───── Dataset extract ─────

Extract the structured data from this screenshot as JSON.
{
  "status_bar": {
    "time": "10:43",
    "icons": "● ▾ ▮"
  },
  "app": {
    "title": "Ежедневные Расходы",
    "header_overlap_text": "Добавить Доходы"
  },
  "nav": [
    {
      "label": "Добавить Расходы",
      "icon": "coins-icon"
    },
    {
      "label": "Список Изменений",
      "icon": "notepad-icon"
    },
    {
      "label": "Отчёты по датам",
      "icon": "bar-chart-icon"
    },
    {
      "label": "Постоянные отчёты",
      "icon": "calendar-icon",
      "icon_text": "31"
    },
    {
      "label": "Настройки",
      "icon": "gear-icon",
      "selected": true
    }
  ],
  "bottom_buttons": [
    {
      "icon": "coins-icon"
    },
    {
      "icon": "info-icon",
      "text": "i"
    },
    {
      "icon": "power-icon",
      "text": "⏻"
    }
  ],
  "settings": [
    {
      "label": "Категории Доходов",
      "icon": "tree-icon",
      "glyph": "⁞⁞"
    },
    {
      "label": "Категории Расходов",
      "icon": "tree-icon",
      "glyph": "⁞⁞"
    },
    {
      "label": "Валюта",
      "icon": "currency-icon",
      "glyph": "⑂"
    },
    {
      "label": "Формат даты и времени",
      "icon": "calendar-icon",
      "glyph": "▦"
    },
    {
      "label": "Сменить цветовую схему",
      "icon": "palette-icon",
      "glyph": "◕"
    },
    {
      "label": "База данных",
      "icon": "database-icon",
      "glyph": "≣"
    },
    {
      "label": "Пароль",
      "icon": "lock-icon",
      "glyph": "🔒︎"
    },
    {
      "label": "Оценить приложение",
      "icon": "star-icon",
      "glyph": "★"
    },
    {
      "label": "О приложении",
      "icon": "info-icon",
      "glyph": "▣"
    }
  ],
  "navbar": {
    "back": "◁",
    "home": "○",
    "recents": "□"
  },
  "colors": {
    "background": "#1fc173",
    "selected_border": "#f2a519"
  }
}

─────

In the entries above, find each line with the word "Добавить" and copy it.

    "header_overlap_text": "Добавить Доходы"
      "label": "Добавить Расходы",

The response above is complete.